Figure record extracts:

_____

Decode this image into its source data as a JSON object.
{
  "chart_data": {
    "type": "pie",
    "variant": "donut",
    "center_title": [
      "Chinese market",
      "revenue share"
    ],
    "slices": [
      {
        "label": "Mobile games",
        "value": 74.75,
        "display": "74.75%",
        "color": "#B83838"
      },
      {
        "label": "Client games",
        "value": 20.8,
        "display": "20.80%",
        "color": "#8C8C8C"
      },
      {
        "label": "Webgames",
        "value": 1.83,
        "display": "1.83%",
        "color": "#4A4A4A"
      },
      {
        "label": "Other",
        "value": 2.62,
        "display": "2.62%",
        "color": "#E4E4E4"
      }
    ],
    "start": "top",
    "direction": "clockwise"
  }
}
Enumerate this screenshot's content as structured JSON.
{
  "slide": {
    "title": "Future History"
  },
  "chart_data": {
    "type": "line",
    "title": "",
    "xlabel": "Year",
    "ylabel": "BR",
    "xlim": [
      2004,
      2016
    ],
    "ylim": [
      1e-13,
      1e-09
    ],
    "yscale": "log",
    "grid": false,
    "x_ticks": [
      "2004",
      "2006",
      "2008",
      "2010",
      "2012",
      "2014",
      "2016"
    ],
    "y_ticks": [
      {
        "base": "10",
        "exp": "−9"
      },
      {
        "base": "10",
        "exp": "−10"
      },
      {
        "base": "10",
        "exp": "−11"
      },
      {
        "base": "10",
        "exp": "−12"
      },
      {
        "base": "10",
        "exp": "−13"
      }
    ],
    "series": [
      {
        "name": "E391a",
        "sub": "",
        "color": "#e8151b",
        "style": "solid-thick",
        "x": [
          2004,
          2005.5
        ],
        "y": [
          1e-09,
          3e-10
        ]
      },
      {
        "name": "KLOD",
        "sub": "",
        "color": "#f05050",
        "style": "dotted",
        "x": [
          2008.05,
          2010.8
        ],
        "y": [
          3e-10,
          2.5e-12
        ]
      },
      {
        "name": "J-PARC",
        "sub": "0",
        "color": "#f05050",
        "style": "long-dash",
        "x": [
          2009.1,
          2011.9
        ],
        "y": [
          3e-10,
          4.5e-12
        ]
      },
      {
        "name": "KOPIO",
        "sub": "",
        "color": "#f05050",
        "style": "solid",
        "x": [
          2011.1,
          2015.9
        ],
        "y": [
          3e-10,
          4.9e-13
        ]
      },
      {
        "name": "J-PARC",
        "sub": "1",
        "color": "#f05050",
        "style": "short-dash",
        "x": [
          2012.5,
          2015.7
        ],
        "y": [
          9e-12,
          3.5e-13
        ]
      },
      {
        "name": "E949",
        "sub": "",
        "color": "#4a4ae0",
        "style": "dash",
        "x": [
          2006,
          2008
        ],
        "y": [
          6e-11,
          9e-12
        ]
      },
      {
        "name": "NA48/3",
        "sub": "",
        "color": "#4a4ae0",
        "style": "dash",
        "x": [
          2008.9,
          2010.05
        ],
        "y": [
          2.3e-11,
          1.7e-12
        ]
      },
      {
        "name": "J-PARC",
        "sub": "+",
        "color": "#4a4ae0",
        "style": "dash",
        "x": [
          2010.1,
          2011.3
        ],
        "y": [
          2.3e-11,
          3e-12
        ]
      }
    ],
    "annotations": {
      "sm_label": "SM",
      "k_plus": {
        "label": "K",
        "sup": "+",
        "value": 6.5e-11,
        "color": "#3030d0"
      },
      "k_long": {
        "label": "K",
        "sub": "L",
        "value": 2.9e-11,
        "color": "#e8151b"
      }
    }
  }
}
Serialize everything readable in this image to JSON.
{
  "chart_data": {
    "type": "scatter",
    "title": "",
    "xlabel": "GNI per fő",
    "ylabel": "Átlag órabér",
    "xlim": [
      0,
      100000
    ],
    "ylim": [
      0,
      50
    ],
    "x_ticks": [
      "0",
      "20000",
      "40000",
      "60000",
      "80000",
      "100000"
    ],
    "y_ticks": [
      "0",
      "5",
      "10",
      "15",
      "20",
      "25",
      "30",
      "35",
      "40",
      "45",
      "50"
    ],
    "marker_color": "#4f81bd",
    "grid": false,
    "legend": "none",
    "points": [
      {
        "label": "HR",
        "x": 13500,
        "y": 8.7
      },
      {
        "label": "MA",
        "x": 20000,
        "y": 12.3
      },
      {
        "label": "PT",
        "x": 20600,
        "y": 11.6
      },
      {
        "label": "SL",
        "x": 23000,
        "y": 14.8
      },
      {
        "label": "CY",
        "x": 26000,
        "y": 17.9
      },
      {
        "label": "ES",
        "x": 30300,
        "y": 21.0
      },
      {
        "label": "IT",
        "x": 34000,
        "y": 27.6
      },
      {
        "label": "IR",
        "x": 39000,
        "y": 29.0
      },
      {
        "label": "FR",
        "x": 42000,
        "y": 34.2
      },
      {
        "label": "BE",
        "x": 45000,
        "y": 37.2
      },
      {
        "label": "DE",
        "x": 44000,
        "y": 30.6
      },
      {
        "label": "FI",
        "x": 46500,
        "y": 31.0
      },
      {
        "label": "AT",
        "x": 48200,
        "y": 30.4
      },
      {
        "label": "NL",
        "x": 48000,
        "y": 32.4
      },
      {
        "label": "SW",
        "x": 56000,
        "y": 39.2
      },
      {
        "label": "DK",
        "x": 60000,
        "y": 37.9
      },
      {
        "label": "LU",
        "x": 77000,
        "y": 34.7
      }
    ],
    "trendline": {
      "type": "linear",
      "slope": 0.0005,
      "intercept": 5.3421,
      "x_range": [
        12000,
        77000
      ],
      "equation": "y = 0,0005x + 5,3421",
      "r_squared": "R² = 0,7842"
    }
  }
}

_____

= REQUIRED WORK =
Produce an exact copy of all the records.

= RESULT =
Decode this image into its source data as a JSON object.
{
  "chart_data": {
    "type": "pie",
    "variant": "donut",
    "center_title": [
      "Chinese market",
      "revenue share"
    ],
    "slices": [
      {
        "label": "Mobile games",
        "value": 74.75,
        "display": "74.75%",
        "color": "#B83838"
      },
      {
        "label": "Client games",
        "value": 20.8,
        "display": "20.80%",
        "color": "#8C8C8C"
      },
      {
        "label": "Webgames",
        "value": 1.83,
        "display": "1.83%",
        "color": "#4A4A4A"
      },
      {
        "label": "Other",
        "value": 2.62,
        "display": "2.62%",
        "color": "#E4E4E4"
      }
    ],
    "start": "top",
    "direction": "clockwise"
  }
}
Enumerate this screenshot's content as structured JSON.
{
  "slide": {
    "title": "Future History"
  },
  "chart_data": {
    "type": "line",
    "title": "",
    "xlabel": "Year",
    "ylabel": "BR",
    "xlim": [
      2004,
      2016
    ],
    "ylim": [
      1e-13,
      1e-09
    ],
    "yscale": "log",
    "grid": false,
    "x_ticks": [
      "2004",
      "2006",
      "2008",
      "2010",
      "2012",
      "2014",
      "2016"
    ],
    "y_ticks": [
      {
        "base": "10",
        "exp": "−9"
      },
      {
        "base": "10",
        "exp": "−10"
      },
      {
        "base": "10",
        "exp": "−11"
      },
      {
        "base": "10",
        "exp": "−12"
      },
      {
        "base": "10",
        "exp": "−13"
      }
    ],
    "series": [
      {
        "name": "E391a",
        "sub": "",
        "color": "#e8151b",
        "style": "solid-thick",
        "x": [
          2004,
          2005.5
        ],
        "y": [
          1e-09,
          3e-10
        ]
      },
      {
        "name": "KLOD",
        "sub": "",
        "color": "#f05050",
        "style": "dotted",
        "x": [
          2008.05,
          2010.8
        ],
        "y": [
          3e-10,
          2.5e-12
        ]
      },
      {
        "name": "J-PARC",
        "sub": "0",
        "color": "#f05050",
        "style": "long-dash",
        "x": [
          2009.1,
          2011.9
        ],
        "y": [
          3e-10,
          4.5e-12
        ]
      },
      {
        "name": "KOPIO",
        "sub": "",
        "color": "#f05050",
        "style": "solid",
        "x": [
          2011.1,
          2015.9
        ],
        "y": [
          3e-10,
          4.9e-13
        ]
      },
      {
        "name": "J-PARC",
        "sub": "1",
        "color": "#f05050",
        "style": "short-dash",
        "x": [
          2012.5,
          2015.7
        ],
        "y": [
          9e-12,
          3.5e-13
        ]
      },
      {
        "name": "E949",
        "sub": "",
        "color": "#4a4ae0",
        "style": "dash",
        "x": [
          2006,
          2008
        ],
        "y": [
          6e-11,
          9e-12
        ]
      },
      {
        "name": "NA48/3",
        "sub": "",
        "color": "#4a4ae0",
        "style": "dash",
        "x": [
          2008.9,
          2010.05
        ],
        "y": [
          2.3e-11,
          1.7e-12
        ]
      },
      {
        "name": "J-PARC",
        "sub": "+",
        "color": "#4a4ae0",
        "style": "dash",
        "x": [
          2010.1,
          2011.3
        ],
        "y": [
          2.3e-11,
          3e-12
        ]
      }
    ],
    "annotations": {
      "sm_label": "SM",
      "k_plus": {
        "label": "K",
        "sup": "+",
        "value": 6.5e-11,
        "color": "#3030d0"
      },
      "k_long": {
        "label": "K",
        "sub": "L",
        "value": 2.9e-11,
        "color": "#e8151b"
      }
    }
  }
}
Serialize everything readable in this image to JSON.
{
  "chart_data": {
    "type": "scatter",
    "title": "",
    "xlabel": "GNI per fő",
    "ylabel": "Átlag órabér",
    "xlim": [
      0,
      100000
    ],
    "ylim": [
      0,
      50
    ],
    "x_ticks": [
      "0",
      "20000",
      "40000",
      "60000",
      "80000",
      "100000"
    ],
    "y_ticks": [
      "0",
      "5",
      "10",
      "15",
      "20",
      "25",
      "30",
      "35",
      "40",
      "45",
      "50"
    ],
    "marker_color": "#4f81bd",
    "grid": false,
    "legend": "none",
    "points": [
      {
        "label": "HR",
        "x": 13500,
        "y": 8.7
      },
      {
        "label": "MA",
        "x": 20000,
        "y": 12.3
      },
      {
        "label": "PT",
        "x": 20600,
        "y": 11.6
      },
      {
        "label": "SL",
        "x": 23000,
        "y": 14.8
      },
      {
        "label": "CY",
        "x": 26000,
        "y": 17.9
      },
      {
        "label": "ES",
        "x": 30300,
        "y": 21.0
      },
      {
        "label": "IT",
        "x": 34000,
        "y": 27.6
      },
      {
        "label": "IR",
        "x": 39000,
        "y": 29.0
      },
      {
        "label": "FR",
        "x": 42000,
        "y": 34.2
      },
      {
        "label": "BE",
        "x": 45000,
        "y": 37.2
      },
      {
        "label": "DE",
        "x": 44000,
        "y": 30.6
      },
      {
        "label": "FI",
        "x": 46500,
        "y": 31.0
      },
      {
        "label": "AT",
        "x": 48200,
        "y": 30.4
      },
      {
        "label": "NL",
        "x": 48000,
        "y": 32.4
      },
      {
        "label": "SW",
        "x": 56000,
        "y": 39.2
      },
      {
        "label": "DK",
        "x": 60000,
        "y": 37.9
      },
      {
        "label": "LU",
        "x": 77000,
        "y": 34.7
      }
    ],
    "trendline": {
      "type": "linear",
      "slope": 0.0005,
      "intercept": 5.3421,
      "x_range": [
        12000,
        77000
      ],
      "equation": "y = 0,0005x + 5,3421",
      "r_squared": "R² = 0,7842"
    }
  }
}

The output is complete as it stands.